Source data:
========
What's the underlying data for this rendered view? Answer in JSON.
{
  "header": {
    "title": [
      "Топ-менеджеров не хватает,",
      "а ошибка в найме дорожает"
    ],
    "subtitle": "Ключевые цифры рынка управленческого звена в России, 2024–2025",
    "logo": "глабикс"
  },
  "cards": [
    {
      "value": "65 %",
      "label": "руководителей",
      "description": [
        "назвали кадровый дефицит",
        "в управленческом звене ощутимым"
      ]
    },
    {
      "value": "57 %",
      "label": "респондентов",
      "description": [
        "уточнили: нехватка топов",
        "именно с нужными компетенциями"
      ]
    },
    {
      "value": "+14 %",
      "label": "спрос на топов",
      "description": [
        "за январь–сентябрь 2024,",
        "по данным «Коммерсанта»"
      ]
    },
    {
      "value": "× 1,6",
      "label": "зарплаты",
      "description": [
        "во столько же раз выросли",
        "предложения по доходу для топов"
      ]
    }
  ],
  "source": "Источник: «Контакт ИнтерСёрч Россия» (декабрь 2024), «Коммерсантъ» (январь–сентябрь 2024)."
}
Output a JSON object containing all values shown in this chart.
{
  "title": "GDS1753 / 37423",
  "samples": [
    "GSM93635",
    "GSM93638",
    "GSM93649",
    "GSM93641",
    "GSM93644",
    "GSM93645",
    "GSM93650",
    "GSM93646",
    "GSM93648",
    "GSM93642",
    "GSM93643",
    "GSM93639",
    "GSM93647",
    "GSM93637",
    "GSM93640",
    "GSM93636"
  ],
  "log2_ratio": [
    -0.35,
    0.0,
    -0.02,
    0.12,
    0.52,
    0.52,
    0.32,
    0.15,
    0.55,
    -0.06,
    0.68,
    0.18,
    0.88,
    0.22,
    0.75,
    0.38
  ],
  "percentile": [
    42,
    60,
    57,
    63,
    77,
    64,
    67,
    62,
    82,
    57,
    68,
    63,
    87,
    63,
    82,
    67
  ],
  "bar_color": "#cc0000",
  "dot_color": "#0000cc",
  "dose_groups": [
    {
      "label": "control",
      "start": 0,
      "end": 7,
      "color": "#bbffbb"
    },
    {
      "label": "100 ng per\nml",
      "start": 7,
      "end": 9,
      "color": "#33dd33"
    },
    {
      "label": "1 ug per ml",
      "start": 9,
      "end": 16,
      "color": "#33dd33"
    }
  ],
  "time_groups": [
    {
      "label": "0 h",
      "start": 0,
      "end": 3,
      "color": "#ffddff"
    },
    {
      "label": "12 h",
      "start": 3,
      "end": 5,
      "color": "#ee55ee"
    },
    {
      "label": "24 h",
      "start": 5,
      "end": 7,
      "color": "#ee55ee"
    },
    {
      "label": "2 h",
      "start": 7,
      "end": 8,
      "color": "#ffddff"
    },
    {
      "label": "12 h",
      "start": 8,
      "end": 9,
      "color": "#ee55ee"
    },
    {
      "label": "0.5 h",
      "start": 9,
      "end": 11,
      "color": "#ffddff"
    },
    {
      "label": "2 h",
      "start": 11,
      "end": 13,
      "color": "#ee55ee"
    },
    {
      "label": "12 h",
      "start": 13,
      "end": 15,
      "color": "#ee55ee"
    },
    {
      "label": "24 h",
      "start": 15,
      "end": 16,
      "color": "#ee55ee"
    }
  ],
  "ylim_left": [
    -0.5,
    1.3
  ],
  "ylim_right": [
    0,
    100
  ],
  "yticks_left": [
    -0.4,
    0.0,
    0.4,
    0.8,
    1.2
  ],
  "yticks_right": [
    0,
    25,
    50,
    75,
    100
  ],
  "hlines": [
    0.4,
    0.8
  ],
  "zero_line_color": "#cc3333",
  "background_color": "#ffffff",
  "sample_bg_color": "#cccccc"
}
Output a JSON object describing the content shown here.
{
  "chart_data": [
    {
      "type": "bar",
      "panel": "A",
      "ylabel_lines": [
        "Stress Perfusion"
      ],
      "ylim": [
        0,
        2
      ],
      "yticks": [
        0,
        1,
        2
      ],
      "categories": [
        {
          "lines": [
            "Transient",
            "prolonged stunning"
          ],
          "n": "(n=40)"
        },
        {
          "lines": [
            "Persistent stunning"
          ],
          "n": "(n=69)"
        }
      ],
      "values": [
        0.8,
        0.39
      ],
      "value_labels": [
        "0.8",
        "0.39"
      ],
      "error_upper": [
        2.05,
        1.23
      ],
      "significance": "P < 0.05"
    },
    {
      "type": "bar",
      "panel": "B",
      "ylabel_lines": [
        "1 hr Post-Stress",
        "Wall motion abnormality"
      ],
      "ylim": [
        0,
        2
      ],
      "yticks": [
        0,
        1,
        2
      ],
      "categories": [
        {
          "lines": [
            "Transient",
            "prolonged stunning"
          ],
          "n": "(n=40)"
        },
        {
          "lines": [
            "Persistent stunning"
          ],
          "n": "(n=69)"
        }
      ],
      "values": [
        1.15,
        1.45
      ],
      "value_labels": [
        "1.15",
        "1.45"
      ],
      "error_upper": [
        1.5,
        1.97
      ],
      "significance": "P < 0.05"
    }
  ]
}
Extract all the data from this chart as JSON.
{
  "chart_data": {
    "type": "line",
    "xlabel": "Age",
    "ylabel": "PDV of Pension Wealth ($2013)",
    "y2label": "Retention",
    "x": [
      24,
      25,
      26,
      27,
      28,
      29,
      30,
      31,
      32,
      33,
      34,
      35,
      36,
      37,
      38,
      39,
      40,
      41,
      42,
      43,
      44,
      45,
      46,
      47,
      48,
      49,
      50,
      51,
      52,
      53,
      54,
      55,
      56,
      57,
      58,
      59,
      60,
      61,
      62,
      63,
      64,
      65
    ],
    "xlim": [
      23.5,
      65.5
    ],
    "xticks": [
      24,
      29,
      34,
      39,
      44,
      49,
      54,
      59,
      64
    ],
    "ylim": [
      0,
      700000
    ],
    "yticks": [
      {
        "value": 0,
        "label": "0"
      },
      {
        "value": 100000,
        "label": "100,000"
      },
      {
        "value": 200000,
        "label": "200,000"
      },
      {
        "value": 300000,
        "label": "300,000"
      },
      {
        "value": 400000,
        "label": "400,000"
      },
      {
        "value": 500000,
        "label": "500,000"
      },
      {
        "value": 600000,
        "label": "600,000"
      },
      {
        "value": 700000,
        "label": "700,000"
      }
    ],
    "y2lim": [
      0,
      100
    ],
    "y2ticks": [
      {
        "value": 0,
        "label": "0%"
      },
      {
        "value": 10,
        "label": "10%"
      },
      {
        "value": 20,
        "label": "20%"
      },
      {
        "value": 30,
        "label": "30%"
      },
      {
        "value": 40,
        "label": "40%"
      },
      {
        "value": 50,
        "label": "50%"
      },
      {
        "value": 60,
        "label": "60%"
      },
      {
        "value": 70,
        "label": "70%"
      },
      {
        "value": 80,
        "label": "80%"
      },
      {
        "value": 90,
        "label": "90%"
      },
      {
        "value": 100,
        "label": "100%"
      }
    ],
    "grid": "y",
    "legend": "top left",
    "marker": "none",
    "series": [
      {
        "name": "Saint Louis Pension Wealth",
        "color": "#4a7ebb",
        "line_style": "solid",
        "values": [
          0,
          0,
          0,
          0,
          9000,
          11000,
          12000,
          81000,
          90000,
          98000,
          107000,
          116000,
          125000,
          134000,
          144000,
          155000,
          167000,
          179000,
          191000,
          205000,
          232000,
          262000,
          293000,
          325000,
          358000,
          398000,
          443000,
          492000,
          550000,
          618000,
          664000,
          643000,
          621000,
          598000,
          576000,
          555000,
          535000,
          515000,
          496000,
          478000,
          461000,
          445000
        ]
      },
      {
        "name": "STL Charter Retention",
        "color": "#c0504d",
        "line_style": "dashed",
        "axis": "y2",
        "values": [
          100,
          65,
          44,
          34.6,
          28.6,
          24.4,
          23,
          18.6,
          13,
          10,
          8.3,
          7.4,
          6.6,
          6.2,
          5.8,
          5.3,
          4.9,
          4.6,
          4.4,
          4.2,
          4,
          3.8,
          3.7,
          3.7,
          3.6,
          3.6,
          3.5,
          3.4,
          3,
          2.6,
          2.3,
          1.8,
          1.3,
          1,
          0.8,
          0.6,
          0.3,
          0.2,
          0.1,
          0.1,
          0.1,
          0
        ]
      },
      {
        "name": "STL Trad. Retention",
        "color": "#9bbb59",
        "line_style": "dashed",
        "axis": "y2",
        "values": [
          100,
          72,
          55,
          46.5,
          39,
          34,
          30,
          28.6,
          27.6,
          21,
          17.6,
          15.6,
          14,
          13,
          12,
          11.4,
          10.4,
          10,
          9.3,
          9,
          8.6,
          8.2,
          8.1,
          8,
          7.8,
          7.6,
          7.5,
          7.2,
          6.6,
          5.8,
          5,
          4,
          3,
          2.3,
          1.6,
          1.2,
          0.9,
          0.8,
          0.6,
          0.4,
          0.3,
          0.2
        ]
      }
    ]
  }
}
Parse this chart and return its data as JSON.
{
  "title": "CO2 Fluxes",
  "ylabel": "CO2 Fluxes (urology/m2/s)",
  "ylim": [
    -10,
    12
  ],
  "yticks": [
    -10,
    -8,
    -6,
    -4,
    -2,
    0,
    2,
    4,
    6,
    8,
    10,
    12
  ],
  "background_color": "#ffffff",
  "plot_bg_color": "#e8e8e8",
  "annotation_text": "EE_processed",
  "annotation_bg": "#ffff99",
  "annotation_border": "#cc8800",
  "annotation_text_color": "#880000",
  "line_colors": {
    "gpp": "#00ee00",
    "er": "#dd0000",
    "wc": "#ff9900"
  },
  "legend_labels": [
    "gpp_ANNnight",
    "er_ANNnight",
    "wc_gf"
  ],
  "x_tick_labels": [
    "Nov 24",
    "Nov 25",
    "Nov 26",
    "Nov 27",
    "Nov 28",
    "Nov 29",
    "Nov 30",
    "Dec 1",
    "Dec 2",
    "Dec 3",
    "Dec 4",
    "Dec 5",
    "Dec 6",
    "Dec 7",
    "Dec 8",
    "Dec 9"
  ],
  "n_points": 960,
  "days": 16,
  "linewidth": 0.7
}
========
Find the word "Fluxes" in the records and pull out each line that has it.

- _Solution to this problem_
  "title": "CO2 Fluxes",
  "ylabel": "CO2 Fluxes (urology/m2/s)",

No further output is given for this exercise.